### Task requirements
a) How would the voucher post read from "So I broke it" up to and including "April about Florida." if you swapped "comments" for "remarks"?
b) Can you render the rows from the line with "storage-tiles: Create new" up to and including the line with "kms-new-label: New [43,349,71,365]" as a numbered list, leaving out any blank lines?

### Reading passage
| Topic: |
Religions > Atheism |
| User: |
"" |
| Date: |
26 Jul 2003 05:59:00 AM |
| Object: |
Re: Court approves gov. religious expression |
Carol Lee Smith <human@csd.uwm.edu> wrote:
:|On Fri, 25 Jul 2003, Jeff Strickland wrote:
:|
:|> > >Florida has approved vouchers, but no district has imposed them as yet.
:|
:|> > because the state court has ruled them state-unconstitutional.
:|
:|> I am not aware that they were ruled unconstitutional, in fact I thought they
:|> passed muster but the districts just haven't decided to use them.
:|
:|It was in the newspapers and on radio and TV.
:|
:|Jeb appealed to the first District Court of appeals.
:|
:|There may be something here:
:|
:|http://www.pfaw.org/pfaw/general/default.aspx?oid=2939
Back in April of this year, I posted what I titled the ULTIMATE VOUCHER
POST.
However, Google didn't pick it up, it was too many lines.
So I broke it down into 9 posts titled the ULTIMATE Series, Vouchers,
updated
It was put together specifically for Jeffy here. In particular because of
his comments back in April about Florida.
You might want to copy and save the URLs for it because it is a very
comprehensive discourse on vouchers and contains answers for most of the
points the pro voucher side tries to make, at least as far as church state
and vouchers is concerned.
Now for the point that Jeffy is trying to make here one would go to:
------------------------------------------------------------------
PART II
VOUCHERS REPRESENT A SERIOUS CHALLENGE TO
THE SEPARATION OF CHURCH AND STATE
In the late 1990s, a study of a pilot voucher programs in Cleveland
OH found that 80% of the vouchers were used to fund attendance at private
religious schools. The U.S. Supreme Court has found that a New York state
voucher system was unconstitutional because its primary effect was to
advance religion. 3 The state had given tuition reimbursement payments to
low-income parents whose children attended private schools. In about 85% of
the cases, the schools were religious in nature.

### Stored rows
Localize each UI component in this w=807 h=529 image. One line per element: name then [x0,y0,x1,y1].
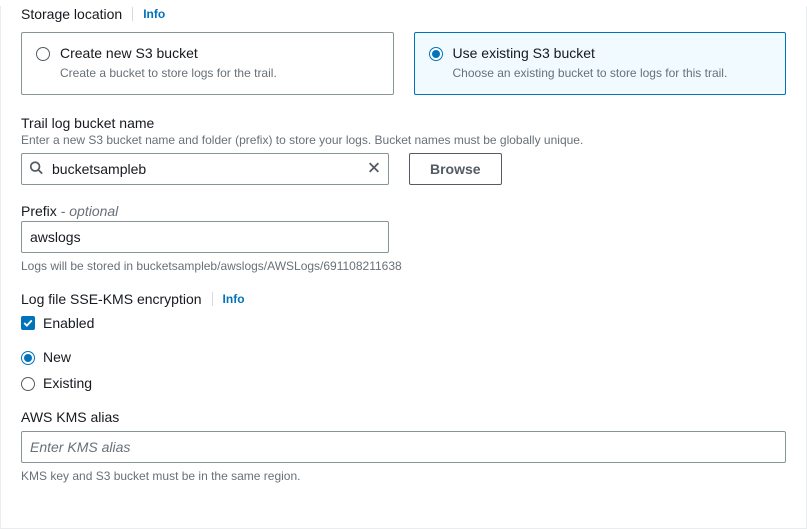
storage-tiles: Create new S3 bucket Create a bucket to … [21,32,786,95]
header-divider [132,7,133,21]
sse-field: Log file SSE-KMS encryption Info Enabled [21,291,786,331]
bucket-name-field: Trail log bucket name Enter a new S3 buc… [21,115,786,185]
storage-location-header: Storage location Info [21,6,786,22]
radio-create-bucket[interactable] [36,47,50,61]
kms-new-label: New [43,349,71,365]
storage-location-info-link[interactable]: Info [143,7,165,21]
prefix-help: Logs will be stored in bucketsampleb/aws… [21,259,786,273]
prefix-input-wrap [21,221,389,253]
prefix-label-main: Prefix [21,203,57,219]
sse-divider [212,292,213,306]
radio-existing-bucket[interactable] [429,47,443,61]
tile-create-title: Create new S3 bucket [60,45,277,61]
prefix-label-dash: - [57,203,69,219]
sse-info-link[interactable]: Info [223,292,245,306]
tile-existing-bucket[interactable]: Use existing S3 bucket Choose an existin… [414,32,787,95]
tile-existing-body: Use existing S3 bucket Choose an existin… [453,45,728,82]
tile-create-body: Create new S3 bucket Create a bucket to … [60,45,277,82]
clear-icon[interactable] [367,160,381,177]
bucket-name-input[interactable] [21,153,389,185]
storage-location-title: Storage location [21,6,122,22]
settings-panel: Storage location Info Create new S3 buck… [0,6,807,529]
kms-new-row[interactable]: New [21,349,786,365]
sse-header: Log file SSE-KMS encryption Info [21,291,786,307]
kms-mode-field: New Existing [21,349,786,391]
bucket-name-hint: Enter a new S3 bucket name and folder (p… [21,133,786,147]
kms-alias-help: KMS key and S3 bucket must be in the sam… [21,469,786,483]
kms-existing-label: Existing [43,375,92,391]
radio-existing-dot [432,50,440,58]
tile-existing-desc: Choose an existing bucket to store logs … [453,65,728,82]
kms-alias-field: AWS KMS alias KMS key and S3 bucket must… [21,409,786,483]
bucket-name-label: Trail log bucket name [21,115,786,131]
sse-enabled-checkbox[interactable] [21,316,35,330]
sse-enabled-row[interactable]: Enabled [21,315,786,331]
sse-enabled-label: Enabled [43,315,94,331]
prefix-field: Prefix - optional Logs will be stored in… [21,203,786,273]
prefix-label: Prefix - optional [21,203,786,219]
kms-alias-input[interactable] [21,431,786,463]
prefix-label-optional: optional [69,203,118,219]
radio-kms-existing[interactable] [21,377,35,391]
tile-create-desc: Create a bucket to store logs for the tr… [60,65,277,82]
tile-create-bucket[interactable]: Create new S3 bucket Create a bucket to … [21,32,394,95]
radio-kms-new[interactable] [21,351,35,365]
bucket-name-input-wrap [21,153,389,185]
sse-title: Log file SSE-KMS encryption [21,291,202,307]
bucket-name-row: Browse [21,153,786,185]
prefix-input[interactable] [21,221,389,253]
kms-alias-input-wrap [21,431,786,463]
radio-kms-new-dot [24,354,32,362]
kms-existing-row[interactable]: Existing [21,375,786,391]
browse-button[interactable]: Browse [409,153,502,185]
check-icon [22,317,34,329]
kms-alias-label: AWS KMS alias [21,409,786,425]
tile-existing-title: Use existing S3 bucket [453,45,728,61]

### Exercise responses
a)
So I broke it down into 9 posts titled the ULTIMATE Series, Vouchers,
updated
It was put together specifically for Jeffy here. In particular because of
his remarks back in April about Florida.

b)
1. storage-tiles: Create new S3 bucket Create a bucket to … [21,32,786,95]
2. header-divider [132,7,133,21]
3. sse-field: Log file SSE-KMS encryption Info Enabled [21,291,786,331]
4. bucket-name-field: Trail log bucket name Enter a new S3 buc… [21,115,786,185]
5. storage-location-header: Storage location Info [21,6,786,22]
6. radio-create-bucket[interactable] [36,47,50,61]
7. kms-new-label: New [43,349,71,365]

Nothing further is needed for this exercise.